Boiled Cider

October 23rd, 2008 by megan · 8 Comments

Retweet This Retweet this post!

I was doing a little culinary sleuthing for new apple pie recipes when I stumbled upon several that incorporated boiled cider. Having grown up mostly in the south, where apple cider is a little less common than here in the Empire State, I had absolutely no idea what the heck these recipes were talking about. It turns out that boiled cider is just that: cider that has been slowly boiled over a low flame until it becomes the consistency of syrup. I found the stuff for sale online and it was kind of expensive. So I decided to make my own – in true Brooklyn Farmhouse fashion. I loved the way the boiling cider made my kitchen smell – like caramel apples. I can’t wait to use it in an apple pie. Or on top of vanilla ice cream. Or on pancakes.

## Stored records
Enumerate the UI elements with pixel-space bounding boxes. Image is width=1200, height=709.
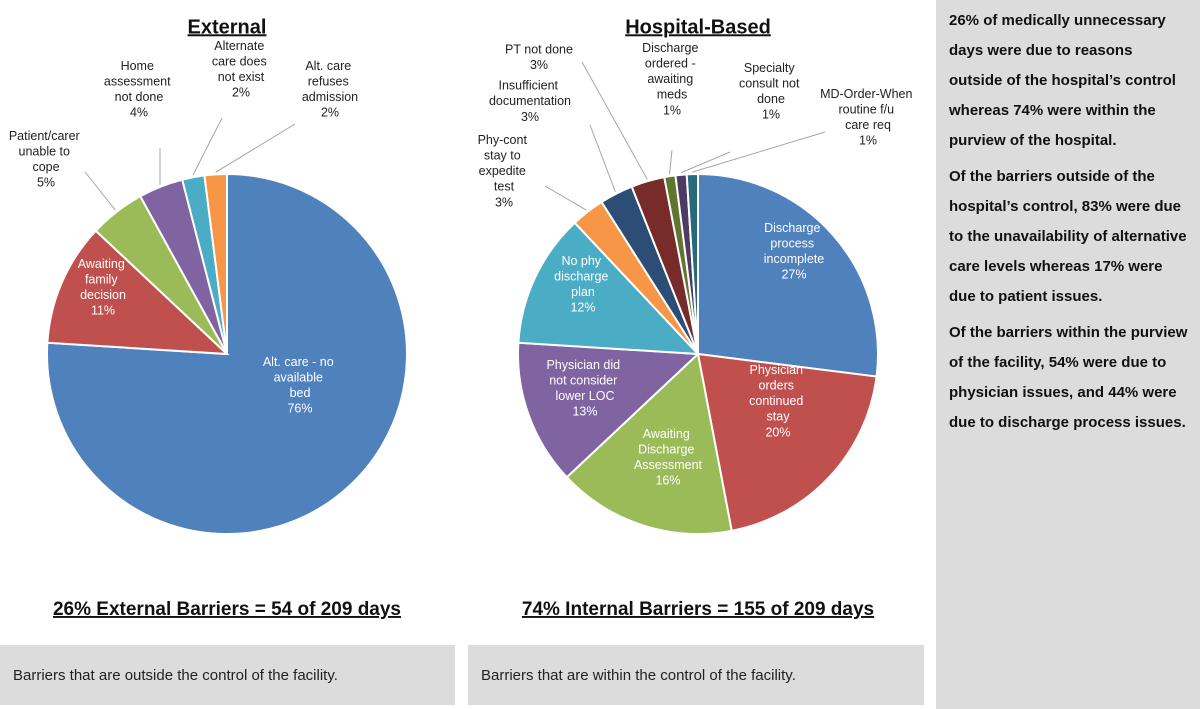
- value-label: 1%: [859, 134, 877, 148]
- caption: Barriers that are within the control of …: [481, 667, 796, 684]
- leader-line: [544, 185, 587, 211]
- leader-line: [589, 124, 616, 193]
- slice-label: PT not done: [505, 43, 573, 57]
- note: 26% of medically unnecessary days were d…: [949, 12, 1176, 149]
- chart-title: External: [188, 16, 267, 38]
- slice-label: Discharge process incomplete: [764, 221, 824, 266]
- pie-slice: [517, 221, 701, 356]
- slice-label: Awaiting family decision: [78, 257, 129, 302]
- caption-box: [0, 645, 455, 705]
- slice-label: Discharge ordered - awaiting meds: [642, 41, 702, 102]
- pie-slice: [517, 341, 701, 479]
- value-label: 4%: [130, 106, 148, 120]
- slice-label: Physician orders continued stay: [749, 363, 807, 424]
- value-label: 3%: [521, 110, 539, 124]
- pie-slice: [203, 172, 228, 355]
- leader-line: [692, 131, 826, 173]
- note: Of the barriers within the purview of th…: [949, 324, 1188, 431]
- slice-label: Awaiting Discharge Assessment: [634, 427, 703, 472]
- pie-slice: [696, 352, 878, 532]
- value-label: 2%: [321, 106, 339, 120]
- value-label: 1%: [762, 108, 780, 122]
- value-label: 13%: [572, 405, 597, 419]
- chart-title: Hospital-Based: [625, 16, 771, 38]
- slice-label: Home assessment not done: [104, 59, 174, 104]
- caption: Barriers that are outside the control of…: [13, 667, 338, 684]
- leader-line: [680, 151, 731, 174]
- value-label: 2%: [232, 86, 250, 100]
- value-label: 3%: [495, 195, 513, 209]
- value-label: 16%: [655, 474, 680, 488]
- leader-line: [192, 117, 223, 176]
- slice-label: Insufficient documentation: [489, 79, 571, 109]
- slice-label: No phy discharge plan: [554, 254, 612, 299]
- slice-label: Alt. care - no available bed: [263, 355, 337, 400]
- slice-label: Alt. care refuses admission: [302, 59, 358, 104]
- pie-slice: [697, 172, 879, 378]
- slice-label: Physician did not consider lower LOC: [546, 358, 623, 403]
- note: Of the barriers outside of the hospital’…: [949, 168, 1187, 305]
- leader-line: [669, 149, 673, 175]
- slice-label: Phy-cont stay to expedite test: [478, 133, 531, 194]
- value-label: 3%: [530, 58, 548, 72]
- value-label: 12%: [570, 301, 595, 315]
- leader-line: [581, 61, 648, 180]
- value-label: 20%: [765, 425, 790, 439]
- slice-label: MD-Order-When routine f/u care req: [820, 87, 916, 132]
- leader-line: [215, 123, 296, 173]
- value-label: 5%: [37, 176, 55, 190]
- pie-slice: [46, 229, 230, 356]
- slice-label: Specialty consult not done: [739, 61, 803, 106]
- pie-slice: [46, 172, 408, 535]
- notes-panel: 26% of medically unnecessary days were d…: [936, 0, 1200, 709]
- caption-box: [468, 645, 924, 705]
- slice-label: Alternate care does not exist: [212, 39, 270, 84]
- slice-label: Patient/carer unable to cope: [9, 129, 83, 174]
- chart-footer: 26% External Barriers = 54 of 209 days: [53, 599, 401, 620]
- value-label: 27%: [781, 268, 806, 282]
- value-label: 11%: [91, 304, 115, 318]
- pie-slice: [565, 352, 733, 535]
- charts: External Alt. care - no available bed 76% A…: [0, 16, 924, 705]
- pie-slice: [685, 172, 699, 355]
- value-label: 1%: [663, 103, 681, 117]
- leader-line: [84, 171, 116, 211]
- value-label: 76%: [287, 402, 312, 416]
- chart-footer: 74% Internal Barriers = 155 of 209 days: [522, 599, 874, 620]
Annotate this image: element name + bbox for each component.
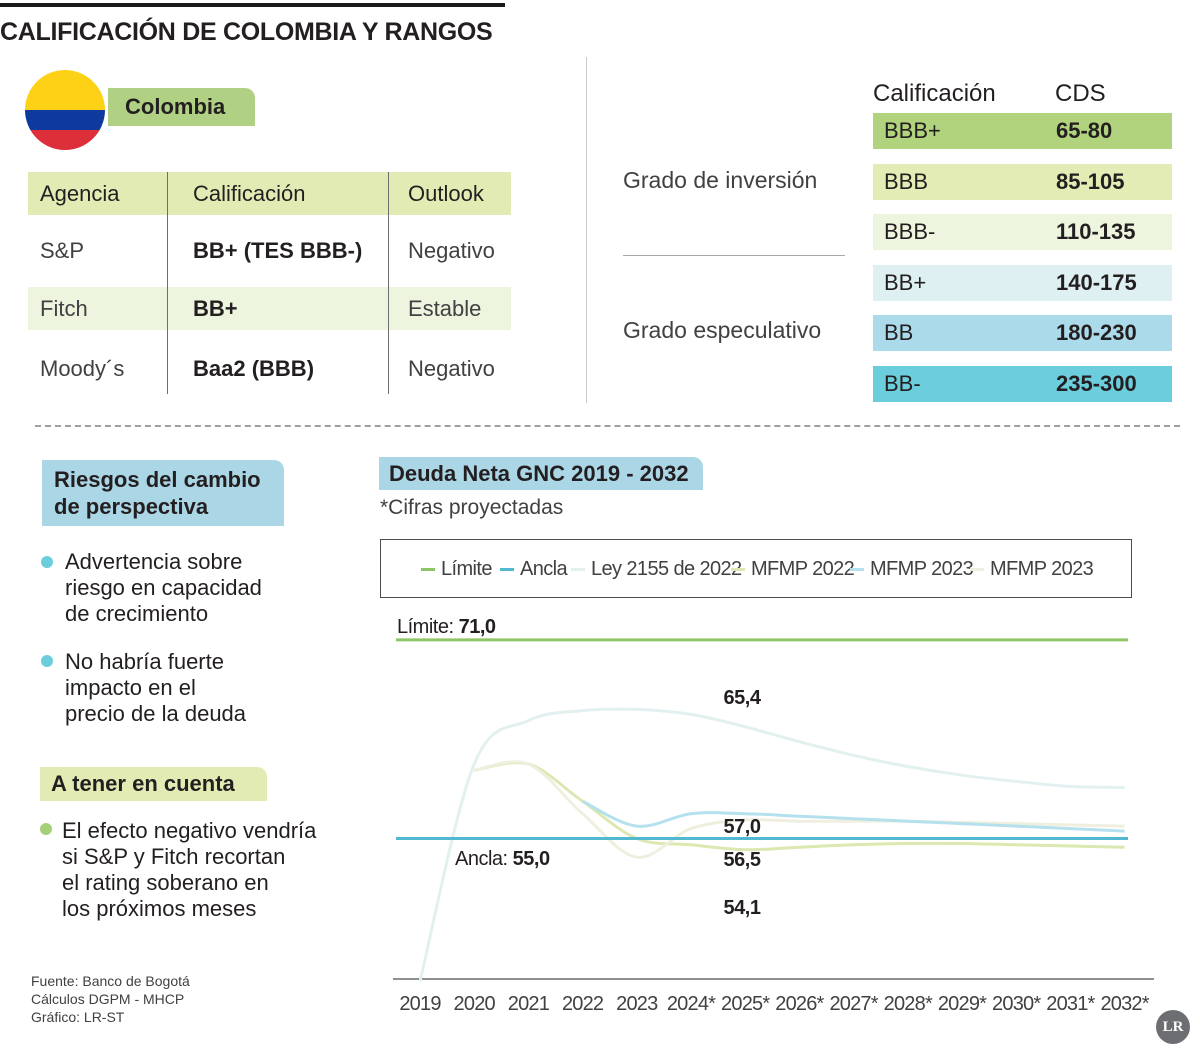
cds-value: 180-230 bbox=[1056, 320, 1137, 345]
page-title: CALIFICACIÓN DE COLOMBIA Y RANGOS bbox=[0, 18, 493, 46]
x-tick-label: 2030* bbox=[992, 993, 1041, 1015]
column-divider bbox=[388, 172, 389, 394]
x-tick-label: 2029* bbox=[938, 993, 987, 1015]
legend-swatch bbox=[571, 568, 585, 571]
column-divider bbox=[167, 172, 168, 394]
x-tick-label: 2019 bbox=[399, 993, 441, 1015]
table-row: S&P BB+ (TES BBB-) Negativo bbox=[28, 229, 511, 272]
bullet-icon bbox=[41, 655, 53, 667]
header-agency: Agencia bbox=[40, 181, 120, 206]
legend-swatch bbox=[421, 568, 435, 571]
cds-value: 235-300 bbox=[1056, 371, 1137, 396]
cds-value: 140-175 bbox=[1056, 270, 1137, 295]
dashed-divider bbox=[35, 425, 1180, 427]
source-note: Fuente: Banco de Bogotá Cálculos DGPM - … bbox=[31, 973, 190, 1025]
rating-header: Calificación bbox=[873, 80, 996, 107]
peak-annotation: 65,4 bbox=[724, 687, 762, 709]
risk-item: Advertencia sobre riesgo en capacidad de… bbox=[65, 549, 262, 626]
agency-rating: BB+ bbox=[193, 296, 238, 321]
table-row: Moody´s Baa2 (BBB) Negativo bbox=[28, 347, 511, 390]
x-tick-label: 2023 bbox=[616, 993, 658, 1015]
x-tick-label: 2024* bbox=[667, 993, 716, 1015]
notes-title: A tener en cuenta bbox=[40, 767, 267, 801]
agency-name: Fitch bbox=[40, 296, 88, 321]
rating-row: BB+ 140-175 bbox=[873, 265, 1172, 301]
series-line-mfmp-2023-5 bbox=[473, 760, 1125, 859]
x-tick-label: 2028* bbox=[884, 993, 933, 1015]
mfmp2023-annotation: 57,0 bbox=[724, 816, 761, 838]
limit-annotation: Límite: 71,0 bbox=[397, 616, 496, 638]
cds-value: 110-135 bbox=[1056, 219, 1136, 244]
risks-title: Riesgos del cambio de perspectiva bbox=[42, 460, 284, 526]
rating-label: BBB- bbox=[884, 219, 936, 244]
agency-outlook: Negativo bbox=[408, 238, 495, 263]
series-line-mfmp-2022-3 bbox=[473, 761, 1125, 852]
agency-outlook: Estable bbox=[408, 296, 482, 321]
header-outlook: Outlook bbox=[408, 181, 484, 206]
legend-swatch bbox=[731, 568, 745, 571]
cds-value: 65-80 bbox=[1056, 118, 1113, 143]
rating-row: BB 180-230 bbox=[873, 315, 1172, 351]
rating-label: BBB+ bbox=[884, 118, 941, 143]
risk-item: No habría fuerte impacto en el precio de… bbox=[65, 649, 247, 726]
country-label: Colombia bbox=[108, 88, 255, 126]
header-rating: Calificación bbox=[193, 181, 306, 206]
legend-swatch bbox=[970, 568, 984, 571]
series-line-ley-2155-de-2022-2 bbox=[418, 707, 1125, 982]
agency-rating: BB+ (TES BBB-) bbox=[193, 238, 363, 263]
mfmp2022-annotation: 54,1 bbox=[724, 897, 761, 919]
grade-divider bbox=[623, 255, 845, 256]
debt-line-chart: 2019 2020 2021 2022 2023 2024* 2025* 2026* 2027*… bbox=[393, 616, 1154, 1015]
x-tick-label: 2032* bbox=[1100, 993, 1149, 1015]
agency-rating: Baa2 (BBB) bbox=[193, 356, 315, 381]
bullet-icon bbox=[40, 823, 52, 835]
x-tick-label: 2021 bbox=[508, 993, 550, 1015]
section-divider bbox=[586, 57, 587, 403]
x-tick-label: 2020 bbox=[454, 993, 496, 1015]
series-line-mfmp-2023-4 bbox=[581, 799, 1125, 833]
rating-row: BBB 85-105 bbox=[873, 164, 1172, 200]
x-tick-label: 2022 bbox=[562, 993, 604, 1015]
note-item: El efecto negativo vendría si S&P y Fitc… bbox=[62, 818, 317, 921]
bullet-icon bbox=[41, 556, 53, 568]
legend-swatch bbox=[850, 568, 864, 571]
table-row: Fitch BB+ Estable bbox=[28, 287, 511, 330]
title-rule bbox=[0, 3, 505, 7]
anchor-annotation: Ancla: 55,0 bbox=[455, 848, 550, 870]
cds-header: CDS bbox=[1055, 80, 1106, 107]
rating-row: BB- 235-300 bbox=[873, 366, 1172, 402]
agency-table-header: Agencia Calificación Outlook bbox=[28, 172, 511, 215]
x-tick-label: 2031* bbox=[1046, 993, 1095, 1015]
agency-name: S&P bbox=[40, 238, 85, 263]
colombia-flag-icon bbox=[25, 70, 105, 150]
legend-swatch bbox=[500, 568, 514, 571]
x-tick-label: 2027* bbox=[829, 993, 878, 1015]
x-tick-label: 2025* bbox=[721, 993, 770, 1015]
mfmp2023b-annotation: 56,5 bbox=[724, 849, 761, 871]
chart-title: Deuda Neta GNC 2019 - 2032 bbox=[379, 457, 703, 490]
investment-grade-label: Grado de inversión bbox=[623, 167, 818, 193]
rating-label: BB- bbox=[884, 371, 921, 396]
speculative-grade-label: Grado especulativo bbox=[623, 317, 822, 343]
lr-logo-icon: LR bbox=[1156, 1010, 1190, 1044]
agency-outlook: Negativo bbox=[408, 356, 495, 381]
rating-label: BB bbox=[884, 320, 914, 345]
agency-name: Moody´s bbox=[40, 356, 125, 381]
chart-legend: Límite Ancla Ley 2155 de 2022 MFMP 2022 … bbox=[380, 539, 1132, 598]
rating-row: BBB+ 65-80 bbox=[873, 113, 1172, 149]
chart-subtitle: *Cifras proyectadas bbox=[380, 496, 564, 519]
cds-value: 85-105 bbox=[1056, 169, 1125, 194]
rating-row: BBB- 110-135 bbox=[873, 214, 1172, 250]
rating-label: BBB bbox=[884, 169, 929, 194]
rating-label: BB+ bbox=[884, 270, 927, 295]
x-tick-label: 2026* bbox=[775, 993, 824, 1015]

## Exercise
Revise the boiled cider post from "October 23rd, 2008" up to and including "Or on pancakes.", replacing "pancakes" with "waffles" and leaving the rest of that stretch unchanged.

## Solution below
October 23rd, 2008 by megan · 8 Comments

Retweet This Retweet this post!

I was doing a little culinary sleuthing for new apple pie recipes when I stumbled upon several that incorporated boiled cider. Having grown up mostly in the south, where apple cider is a little less common than here in the Empire State, I had absolutely no idea what the heck these recipes were talking about. It turns out that boiled cider is just that: cider that has been slowly boiled over a low flame until it becomes the consistency of syrup. I found the stuff for sale online and it was kind of expensive. So I decided to make my own – in true Brooklyn Farmhouse fashion. I loved the way the boiling cider made my kitchen smell – like caramel apples. I can’t wait to use it in an apple pie. Or on top of vanilla ice cream. Or on waffles.